* [Task instructions]
Will you transcribe the entries that follow, exactly and in full?

[start]

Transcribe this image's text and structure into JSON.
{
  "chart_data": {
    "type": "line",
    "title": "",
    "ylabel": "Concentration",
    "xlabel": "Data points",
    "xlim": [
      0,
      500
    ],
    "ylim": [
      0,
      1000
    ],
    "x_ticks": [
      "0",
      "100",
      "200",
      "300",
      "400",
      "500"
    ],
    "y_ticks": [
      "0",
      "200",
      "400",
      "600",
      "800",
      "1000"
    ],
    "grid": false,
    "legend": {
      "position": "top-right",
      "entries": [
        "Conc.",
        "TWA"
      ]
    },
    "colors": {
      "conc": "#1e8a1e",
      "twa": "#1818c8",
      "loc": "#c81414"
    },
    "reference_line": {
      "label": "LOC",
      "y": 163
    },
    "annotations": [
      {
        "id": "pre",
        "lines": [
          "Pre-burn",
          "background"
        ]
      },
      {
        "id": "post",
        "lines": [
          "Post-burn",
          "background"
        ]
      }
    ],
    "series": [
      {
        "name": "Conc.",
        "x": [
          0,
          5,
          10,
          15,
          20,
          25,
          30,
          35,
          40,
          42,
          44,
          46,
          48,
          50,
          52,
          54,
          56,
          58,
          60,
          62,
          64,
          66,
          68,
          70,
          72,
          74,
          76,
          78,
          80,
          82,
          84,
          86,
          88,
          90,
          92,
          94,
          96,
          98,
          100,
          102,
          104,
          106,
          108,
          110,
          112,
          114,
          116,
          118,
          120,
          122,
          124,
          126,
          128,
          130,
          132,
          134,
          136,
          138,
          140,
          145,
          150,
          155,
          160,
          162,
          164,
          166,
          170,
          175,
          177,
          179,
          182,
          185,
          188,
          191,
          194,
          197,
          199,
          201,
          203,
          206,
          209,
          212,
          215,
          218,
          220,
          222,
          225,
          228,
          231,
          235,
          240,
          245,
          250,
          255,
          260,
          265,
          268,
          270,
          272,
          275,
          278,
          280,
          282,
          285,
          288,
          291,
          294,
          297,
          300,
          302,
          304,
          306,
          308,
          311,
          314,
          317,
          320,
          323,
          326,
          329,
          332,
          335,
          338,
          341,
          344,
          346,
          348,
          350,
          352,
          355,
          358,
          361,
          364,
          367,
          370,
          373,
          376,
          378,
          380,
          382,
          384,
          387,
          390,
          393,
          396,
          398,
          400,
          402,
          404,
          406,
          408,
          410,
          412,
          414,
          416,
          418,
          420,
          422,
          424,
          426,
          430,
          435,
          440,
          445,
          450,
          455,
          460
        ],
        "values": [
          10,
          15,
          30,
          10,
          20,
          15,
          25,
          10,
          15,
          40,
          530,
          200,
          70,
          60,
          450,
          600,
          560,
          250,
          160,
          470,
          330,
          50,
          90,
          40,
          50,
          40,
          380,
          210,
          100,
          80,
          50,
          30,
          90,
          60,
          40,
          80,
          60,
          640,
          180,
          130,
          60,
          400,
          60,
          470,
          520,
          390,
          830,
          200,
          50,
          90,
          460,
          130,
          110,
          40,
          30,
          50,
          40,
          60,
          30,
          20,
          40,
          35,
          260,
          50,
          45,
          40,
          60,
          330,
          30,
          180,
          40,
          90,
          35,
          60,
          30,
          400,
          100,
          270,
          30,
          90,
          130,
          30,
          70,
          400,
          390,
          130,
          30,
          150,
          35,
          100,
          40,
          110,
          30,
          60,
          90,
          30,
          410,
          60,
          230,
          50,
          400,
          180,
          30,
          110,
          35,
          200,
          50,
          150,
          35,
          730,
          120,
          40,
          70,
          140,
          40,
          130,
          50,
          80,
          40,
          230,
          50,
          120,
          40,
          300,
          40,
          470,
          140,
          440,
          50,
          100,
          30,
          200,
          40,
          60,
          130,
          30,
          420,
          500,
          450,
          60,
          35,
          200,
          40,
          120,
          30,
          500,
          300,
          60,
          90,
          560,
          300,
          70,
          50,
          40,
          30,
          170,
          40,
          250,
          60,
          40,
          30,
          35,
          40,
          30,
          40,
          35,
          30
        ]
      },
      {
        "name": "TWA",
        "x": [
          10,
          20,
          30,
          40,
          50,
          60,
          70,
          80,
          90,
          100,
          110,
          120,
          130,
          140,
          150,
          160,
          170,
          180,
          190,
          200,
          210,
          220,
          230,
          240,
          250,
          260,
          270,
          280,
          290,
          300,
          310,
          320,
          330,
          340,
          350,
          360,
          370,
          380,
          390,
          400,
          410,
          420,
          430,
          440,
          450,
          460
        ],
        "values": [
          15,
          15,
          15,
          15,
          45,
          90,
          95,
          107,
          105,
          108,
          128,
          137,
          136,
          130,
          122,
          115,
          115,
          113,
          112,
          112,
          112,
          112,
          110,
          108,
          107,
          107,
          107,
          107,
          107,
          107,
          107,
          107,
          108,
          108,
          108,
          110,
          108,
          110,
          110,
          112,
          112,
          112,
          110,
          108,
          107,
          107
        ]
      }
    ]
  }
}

[end]

* [Exercise output]
Transcribe this image's text and structure into JSON.
{
  "chart_data": {
    "type": "line",
    "title": "",
    "ylabel": "Concentration",
    "xlabel": "Data points",
    "xlim": [
      0,
      500
    ],
    "ylim": [
      0,
      1000
    ],
    "x_ticks": [
      "0",
      "100",
      "200",
      "300",
      "400",
      "500"
    ],
    "y_ticks": [
      "0",
      "200",
      "400",
      "600",
      "800",
      "1000"
    ],
    "grid": false,
    "legend": {
      "position": "top-right",
      "entries": [
        "Conc.",
        "TWA"
      ]
    },
    "colors": {
      "conc": "#1e8a1e",
      "twa": "#1818c8",
      "loc": "#c81414"
    },
    "reference_line": {
      "label": "LOC",
      "y": 163
    },
    "annotations": [
      {
        "id": "pre",
        "lines": [
          "Pre-burn",
          "background"
        ]
      },
      {
        "id": "post",
        "lines": [
          "Post-burn",
          "background"
        ]
      }
    ],
    "series": [
      {
        "name": "Conc.",
        "x": [
          0,
          5,
          10,
          15,
          20,
          25,
          30,
          35,
          40,
          42,
          44,
          46,
          48,
          50,
          52,
          54,
          56,
          58,
          60,
          62,
          64,
          66,
          68,
          70,
          72,
          74,
          76,
          78,
          80,
          82,
          84,
          86,
          88,
          90,
          92,
          94,
          96,
          98,
          100,
          102,
          104,
          106,
          108,
          110,
          112,
          114,
          116,
          118,
          120,
          122,
          124,
          126,
          128,
          130,
          132,
          134,
          136,
          138,
          140,
          145,
          150,
          155,
          160,
          162,
          164,
          166,
          170,
          175,
          177,
          179,
          182,
          185,
          188,
          191,
          194,
          197,
          199,
          201,
          203,
          206,
          209,
          212,
          215,
          218,
          220,
          222,
          225,
          228,
          231,
          235,
          240,
          245,
          250,
          255,
          260,
          265,
          268,
          270,
          272,
          275,
          278,
          280,
          282,
          285,
          288,
          291,
          294,
          297,
          300,
          302,
          304,
          306,
          308,
          311,
          314,
          317,
          320,
          323,
          326,
          329,
          332,
          335,
          338,
          341,
          344,
          346,
          348,
          350,
          352,
          355,
          358,
          361,
          364,
          367,
          370,
          373,
          376,
          378,
          380,
          382,
          384,
          387,
          390,
          393,
          396,
          398,
          400,
          402,
          404,
          406,
          408,
          410,
          412,
          414,
          416,
          418,
          420,
          422,
          424,
          426,
          430,
          435,
          440,
          445,
          450,
          455,
          460
        ],
        "values": [
          10,
          15,
          30,
          10,
          20,
          15,
          25,
          10,
          15,
          40,
          530,
          200,
          70,
          60,
          450,
          600,
          560,
          250,
          160,
          470,
          330,
          50,
          90,
          40,
          50,
          40,
          380,
          210,
          100,
          80,
          50,
          30,
          90,
          60,
          40,
          80,
          60,
          640,
          180,
          130,
          60,
          400,
          60,
          470,
          520,
          390,
          830,
          200,
          50,
          90,
          460,
          130,
          110,
          40,
          30,
          50,
          40,
          60,
          30,
          20,
          40,
          35,
          260,
          50,
          45,
          40,
          60,
          330,
          30,
          180,
          40,
          90,
          35,
          60,
          30,
          400,
          100,
          270,
          30,
          90,
          130,
          30,
          70,
          400,
          390,
          130,
          30,
          150,
          35,
          100,
          40,
          110,
          30,
          60,
          90,
          30,
          410,
          60,
          230,
          50,
          400,
          180,
          30,
          110,
          35,
          200,
          50,
          150,
          35,
          730,
          120,
          40,
          70,
          140,
          40,
          130,
          50,
          80,
          40,
          230,
          50,
          120,
          40,
          300,
          40,
          470,
          140,
          440,
          50,
          100,
          30,
          200,
          40,
          60,
          130,
          30,
          420,
          500,
          450,
          60,
          35,
          200,
          40,
          120,
          30,
          500,
          300,
          60,
          90,
          560,
          300,
          70,
          50,
          40,
          30,
          170,
          40,
          250,
          60,
          40,
          30,
          35,
          40,
          30,
          40,
          35,
          30
        ]
      },
      {
        "name": "TWA",
        "x": [
          10,
          20,
          30,
          40,
          50,
          60,
          70,
          80,
          90,
          100,
          110,
          120,
          130,
          140,
          150,
          160,
          170,
          180,
          190,
          200,
          210,
          220,
          230,
          240,
          250,
          260,
          270,
          280,
          290,
          300,
          310,
          320,
          330,
          340,
          350,
          360,
          370,
          380,
          390,
          400,
          410,
          420,
          430,
          440,
          450,
          460
        ],
        "values": [
          15,
          15,
          15,
          15,
          45,
          90,
          95,
          107,
          105,
          108,
          128,
          137,
          136,
          130,
          122,
          115,
          115,
          113,
          112,
          112,
          112,
          112,
          110,
          108,
          107,
          107,
          107,
          107,
          107,
          107,
          107,
          107,
          108,
          108,
          108,
          110,
          108,
          110,
          110,
          112,
          112,
          112,
          110,
          108,
          107,
          107
        ]
      }
    ]
  }
}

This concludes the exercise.